GOAL: Repeat all of the data precisely.

-- BEGIN DATA TO PROCESS --

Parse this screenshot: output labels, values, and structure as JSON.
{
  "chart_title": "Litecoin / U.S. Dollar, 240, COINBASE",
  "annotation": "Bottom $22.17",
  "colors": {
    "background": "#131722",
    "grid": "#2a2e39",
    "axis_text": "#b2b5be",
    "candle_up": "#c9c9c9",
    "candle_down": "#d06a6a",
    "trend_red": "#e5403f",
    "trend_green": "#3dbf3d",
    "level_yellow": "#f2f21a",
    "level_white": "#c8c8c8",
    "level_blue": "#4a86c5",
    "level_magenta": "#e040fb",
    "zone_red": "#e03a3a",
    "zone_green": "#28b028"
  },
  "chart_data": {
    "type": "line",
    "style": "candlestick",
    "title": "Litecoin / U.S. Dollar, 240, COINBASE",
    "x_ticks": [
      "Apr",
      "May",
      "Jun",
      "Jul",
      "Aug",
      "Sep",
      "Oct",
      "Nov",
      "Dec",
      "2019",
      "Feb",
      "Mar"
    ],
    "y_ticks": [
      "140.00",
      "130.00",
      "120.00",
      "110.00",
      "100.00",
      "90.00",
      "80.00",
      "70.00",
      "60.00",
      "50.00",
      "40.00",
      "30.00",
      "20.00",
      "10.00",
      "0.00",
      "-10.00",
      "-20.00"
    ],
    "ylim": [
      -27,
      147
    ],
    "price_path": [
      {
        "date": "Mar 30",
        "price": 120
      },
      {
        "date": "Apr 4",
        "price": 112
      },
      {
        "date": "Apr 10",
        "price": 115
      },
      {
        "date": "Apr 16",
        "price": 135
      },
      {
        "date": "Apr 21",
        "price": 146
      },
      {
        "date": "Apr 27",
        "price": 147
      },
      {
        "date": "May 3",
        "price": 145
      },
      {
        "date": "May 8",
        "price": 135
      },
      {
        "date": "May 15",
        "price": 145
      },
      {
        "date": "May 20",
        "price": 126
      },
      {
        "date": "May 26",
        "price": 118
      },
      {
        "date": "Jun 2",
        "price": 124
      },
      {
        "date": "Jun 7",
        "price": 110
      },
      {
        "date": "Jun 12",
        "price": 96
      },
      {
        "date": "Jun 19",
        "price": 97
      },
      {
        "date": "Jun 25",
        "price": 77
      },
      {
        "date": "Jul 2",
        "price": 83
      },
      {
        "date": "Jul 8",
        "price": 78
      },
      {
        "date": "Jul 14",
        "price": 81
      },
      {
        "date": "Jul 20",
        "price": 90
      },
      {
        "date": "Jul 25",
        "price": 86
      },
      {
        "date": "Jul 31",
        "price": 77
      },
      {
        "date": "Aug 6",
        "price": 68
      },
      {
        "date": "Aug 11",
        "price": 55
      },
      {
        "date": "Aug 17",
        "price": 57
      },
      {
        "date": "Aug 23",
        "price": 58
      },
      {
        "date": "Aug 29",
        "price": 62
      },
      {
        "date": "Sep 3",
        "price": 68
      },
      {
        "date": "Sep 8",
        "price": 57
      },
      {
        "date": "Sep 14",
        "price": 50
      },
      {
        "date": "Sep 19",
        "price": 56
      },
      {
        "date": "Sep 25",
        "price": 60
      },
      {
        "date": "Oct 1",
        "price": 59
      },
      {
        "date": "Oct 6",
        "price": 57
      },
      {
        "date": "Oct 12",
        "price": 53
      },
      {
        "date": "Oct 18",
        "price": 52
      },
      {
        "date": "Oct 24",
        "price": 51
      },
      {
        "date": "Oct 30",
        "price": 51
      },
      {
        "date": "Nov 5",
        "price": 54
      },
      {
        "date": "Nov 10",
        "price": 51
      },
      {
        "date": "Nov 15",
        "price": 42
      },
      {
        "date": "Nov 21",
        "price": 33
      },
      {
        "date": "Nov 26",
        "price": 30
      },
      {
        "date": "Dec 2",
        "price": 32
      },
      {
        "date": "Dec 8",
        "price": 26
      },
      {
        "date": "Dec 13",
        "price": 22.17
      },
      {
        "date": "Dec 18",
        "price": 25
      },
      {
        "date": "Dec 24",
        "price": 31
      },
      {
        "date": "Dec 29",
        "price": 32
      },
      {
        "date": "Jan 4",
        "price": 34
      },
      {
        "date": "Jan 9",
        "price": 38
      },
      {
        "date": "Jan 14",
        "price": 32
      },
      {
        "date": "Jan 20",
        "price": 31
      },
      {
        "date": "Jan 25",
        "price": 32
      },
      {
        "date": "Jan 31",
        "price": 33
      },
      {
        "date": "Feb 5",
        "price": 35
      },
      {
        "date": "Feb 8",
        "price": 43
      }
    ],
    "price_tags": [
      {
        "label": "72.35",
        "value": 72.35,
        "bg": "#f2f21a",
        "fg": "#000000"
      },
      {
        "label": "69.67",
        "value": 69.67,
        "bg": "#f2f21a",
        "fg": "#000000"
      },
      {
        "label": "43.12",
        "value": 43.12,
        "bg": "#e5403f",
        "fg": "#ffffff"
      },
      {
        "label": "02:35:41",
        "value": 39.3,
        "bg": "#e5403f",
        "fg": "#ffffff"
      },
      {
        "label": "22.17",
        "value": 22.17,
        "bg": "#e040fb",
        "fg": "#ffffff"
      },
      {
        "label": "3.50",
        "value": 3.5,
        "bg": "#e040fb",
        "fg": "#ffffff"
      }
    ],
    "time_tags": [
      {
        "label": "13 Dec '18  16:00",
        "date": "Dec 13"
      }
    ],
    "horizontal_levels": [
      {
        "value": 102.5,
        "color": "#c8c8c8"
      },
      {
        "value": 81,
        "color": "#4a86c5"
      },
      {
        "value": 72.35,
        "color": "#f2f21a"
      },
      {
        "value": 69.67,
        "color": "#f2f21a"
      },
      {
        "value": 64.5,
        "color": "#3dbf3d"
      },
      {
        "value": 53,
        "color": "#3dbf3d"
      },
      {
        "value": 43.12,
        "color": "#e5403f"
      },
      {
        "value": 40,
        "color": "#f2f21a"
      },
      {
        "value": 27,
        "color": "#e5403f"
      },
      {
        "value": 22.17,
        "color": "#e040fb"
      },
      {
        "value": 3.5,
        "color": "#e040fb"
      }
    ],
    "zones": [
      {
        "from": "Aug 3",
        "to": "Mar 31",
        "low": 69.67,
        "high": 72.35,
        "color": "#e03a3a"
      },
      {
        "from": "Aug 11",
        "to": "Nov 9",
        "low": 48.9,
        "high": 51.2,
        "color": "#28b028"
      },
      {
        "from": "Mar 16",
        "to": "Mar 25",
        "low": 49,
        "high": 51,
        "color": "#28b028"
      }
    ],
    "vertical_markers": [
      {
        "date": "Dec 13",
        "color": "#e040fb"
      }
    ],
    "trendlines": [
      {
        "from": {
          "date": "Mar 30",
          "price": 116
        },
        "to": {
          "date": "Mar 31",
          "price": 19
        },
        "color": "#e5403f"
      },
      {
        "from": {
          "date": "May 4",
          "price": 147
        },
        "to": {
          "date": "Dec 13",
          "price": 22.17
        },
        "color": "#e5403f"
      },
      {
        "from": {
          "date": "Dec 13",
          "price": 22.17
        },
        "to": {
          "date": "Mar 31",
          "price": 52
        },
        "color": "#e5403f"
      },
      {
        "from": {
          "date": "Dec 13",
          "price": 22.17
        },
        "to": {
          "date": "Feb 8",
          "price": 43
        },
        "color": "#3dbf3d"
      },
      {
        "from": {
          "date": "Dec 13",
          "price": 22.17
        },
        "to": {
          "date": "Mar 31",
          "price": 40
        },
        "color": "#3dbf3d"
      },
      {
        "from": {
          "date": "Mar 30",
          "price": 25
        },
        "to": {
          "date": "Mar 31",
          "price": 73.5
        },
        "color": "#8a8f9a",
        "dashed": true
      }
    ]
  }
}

-- END DATA TO PROCESS --

TASK SOLUTION:
Parse this screenshot: output labels, values, and structure as JSON.
{
  "chart_title": "Litecoin / U.S. Dollar, 240, COINBASE",
  "annotation": "Bottom $22.17",
  "colors": {
    "background": "#131722",
    "grid": "#2a2e39",
    "axis_text": "#b2b5be",
    "candle_up": "#c9c9c9",
    "candle_down": "#d06a6a",
    "trend_red": "#e5403f",
    "trend_green": "#3dbf3d",
    "level_yellow": "#f2f21a",
    "level_white": "#c8c8c8",
    "level_blue": "#4a86c5",
    "level_magenta": "#e040fb",
    "zone_red": "#e03a3a",
    "zone_green": "#28b028"
  },
  "chart_data": {
    "type": "line",
    "style": "candlestick",
    "title": "Litecoin / U.S. Dollar, 240, COINBASE",
    "x_ticks": [
      "Apr",
      "May",
      "Jun",
      "Jul",
      "Aug",
      "Sep",
      "Oct",
      "Nov",
      "Dec",
      "2019",
      "Feb",
      "Mar"
    ],
    "y_ticks": [
      "140.00",
      "130.00",
      "120.00",
      "110.00",
      "100.00",
      "90.00",
      "80.00",
      "70.00",
      "60.00",
      "50.00",
      "40.00",
      "30.00",
      "20.00",
      "10.00",
      "0.00",
      "-10.00",
      "-20.00"
    ],
    "ylim": [
      -27,
      147
    ],
    "price_path": [
      {
        "date": "Mar 30",
        "price": 120
      },
      {
        "date": "Apr 4",
        "price": 112
      },
      {
        "date": "Apr 10",
        "price": 115
      },
      {
        "date": "Apr 16",
        "price": 135
      },
      {
        "date": "Apr 21",
        "price": 146
      },
      {
        "date": "Apr 27",
        "price": 147
      },
      {
        "date": "May 3",
        "price": 145
      },
      {
        "date": "May 8",
        "price": 135
      },
      {
        "date": "May 15",
        "price": 145
      },
      {
        "date": "May 20",
        "price": 126
      },
      {
        "date": "May 26",
        "price": 118
      },
      {
        "date": "Jun 2",
        "price": 124
      },
      {
        "date": "Jun 7",
        "price": 110
      },
      {
        "date": "Jun 12",
        "price": 96
      },
      {
        "date": "Jun 19",
        "price": 97
      },
      {
        "date": "Jun 25",
        "price": 77
      },
      {
        "date": "Jul 2",
        "price": 83
      },
      {
        "date": "Jul 8",
        "price": 78
      },
      {
        "date": "Jul 14",
        "price": 81
      },
      {
        "date": "Jul 20",
        "price": 90
      },
      {
        "date": "Jul 25",
        "price": 86
      },
      {
        "date": "Jul 31",
        "price": 77
      },
      {
        "date": "Aug 6",
        "price": 68
      },
      {
        "date": "Aug 11",
        "price": 55
      },
      {
        "date": "Aug 17",
        "price": 57
      },
      {
        "date": "Aug 23",
        "price": 58
      },
      {
        "date": "Aug 29",
        "price": 62
      },
      {
        "date": "Sep 3",
        "price": 68
      },
      {
        "date": "Sep 8",
        "price": 57
      },
      {
        "date": "Sep 14",
        "price": 50
      },
      {
        "date": "Sep 19",
        "price": 56
      },
      {
        "date": "Sep 25",
        "price": 60
      },
      {
        "date": "Oct 1",
        "price": 59
      },
      {
        "date": "Oct 6",
        "price": 57
      },
      {
        "date": "Oct 12",
        "price": 53
      },
      {
        "date": "Oct 18",
        "price": 52
      },
      {
        "date": "Oct 24",
        "price": 51
      },
      {
        "date": "Oct 30",
        "price": 51
      },
      {
        "date": "Nov 5",
        "price": 54
      },
      {
        "date": "Nov 10",
        "price": 51
      },
      {
        "date": "Nov 15",
        "price": 42
      },
      {
        "date": "Nov 21",
        "price": 33
      },
      {
        "date": "Nov 26",
        "price": 30
      },
      {
        "date": "Dec 2",
        "price": 32
      },
      {
        "date": "Dec 8",
        "price": 26
      },
      {
        "date": "Dec 13",
        "price": 22.17
      },
      {
        "date": "Dec 18",
        "price": 25
      },
      {
        "date": "Dec 24",
        "price": 31
      },
      {
        "date": "Dec 29",
        "price": 32
      },
      {
        "date": "Jan 4",
        "price": 34
      },
      {
        "date": "Jan 9",
        "price": 38
      },
      {
        "date": "Jan 14",
        "price": 32
      },
      {
        "date": "Jan 20",
        "price": 31
      },
      {
        "date": "Jan 25",
        "price": 32
      },
      {
        "date": "Jan 31",
        "price": 33
      },
      {
        "date": "Feb 5",
        "price": 35
      },
      {
        "date": "Feb 8",
        "price": 43
      }
    ],
    "price_tags": [
      {
        "label": "72.35",
        "value": 72.35,
        "bg": "#f2f21a",
        "fg": "#000000"
      },
      {
        "label": "69.67",
        "value": 69.67,
        "bg": "#f2f21a",
        "fg": "#000000"
      },
      {
        "label": "43.12",
        "value": 43.12,
        "bg": "#e5403f",
        "fg": "#ffffff"
      },
      {
        "label": "02:35:41",
        "value": 39.3,
        "bg": "#e5403f",
        "fg": "#ffffff"
      },
      {
        "label": "22.17",
        "value": 22.17,
        "bg": "#e040fb",
        "fg": "#ffffff"
      },
      {
        "label": "3.50",
        "value": 3.5,
        "bg": "#e040fb",
        "fg": "#ffffff"
      }
    ],
    "time_tags": [
      {
        "label": "13 Dec '18  16:00",
        "date": "Dec 13"
      }
    ],
    "horizontal_levels": [
      {
        "value": 102.5,
        "color": "#c8c8c8"
      },
      {
        "value": 81,
        "color": "#4a86c5"
      },
      {
        "value": 72.35,
        "color": "#f2f21a"
      },
      {
        "value": 69.67,
        "color": "#f2f21a"
      },
      {
        "value": 64.5,
        "color": "#3dbf3d"
      },
      {
        "value": 53,
        "color": "#3dbf3d"
      },
      {
        "value": 43.12,
        "color": "#e5403f"
      },
      {
        "value": 40,
        "color": "#f2f21a"
      },
      {
        "value": 27,
        "color": "#e5403f"
      },
      {
        "value": 22.17,
        "color": "#e040fb"
      },
      {
        "value": 3.5,
        "color": "#e040fb"
      }
    ],
    "zones": [
      {
        "from": "Aug 3",
        "to": "Mar 31",
        "low": 69.67,
        "high": 72.35,
        "color": "#e03a3a"
      },
      {
        "from": "Aug 11",
        "to": "Nov 9",
        "low": 48.9,
        "high": 51.2,
        "color": "#28b028"
      },
      {
        "from": "Mar 16",
        "to": "Mar 25",
        "low": 49,
        "high": 51,
        "color": "#28b028"
      }
    ],
    "vertical_markers": [
      {
        "date": "Dec 13",
        "color": "#e040fb"
      }
    ],
    "trendlines": [
      {
        "from": {
          "date": "Mar 30",
          "price": 116
        },
        "to": {
          "date": "Mar 31",
          "price": 19
        },
        "color": "#e5403f"
      },
      {
        "from": {
          "date": "May 4",
          "price": 147
        },
        "to": {
          "date": "Dec 13",
          "price": 22.17
        },
        "color": "#e5403f"
      },
      {
        "from": {
          "date": "Dec 13",
          "price": 22.17
        },
        "to": {
          "date": "Mar 31",
          "price": 52
        },
        "color": "#e5403f"
      },
      {
        "from": {
          "date": "Dec 13",
          "price": 22.17
        },
        "to": {
          "date": "Feb 8",
          "price": 43
        },
        "color": "#3dbf3d"
      },
      {
        "from": {
          "date": "Dec 13",
          "price": 22.17
        },
        "to": {
          "date": "Mar 31",
          "price": 40
        },
        "color": "#3dbf3d"
      },
      {
        "from": {
          "date": "Mar 30",
          "price": 25
        },
        "to": {
          "date": "Mar 31",
          "price": 73.5
        },
        "color": "#8a8f9a",
        "dashed": true
      }
    ]
  }
}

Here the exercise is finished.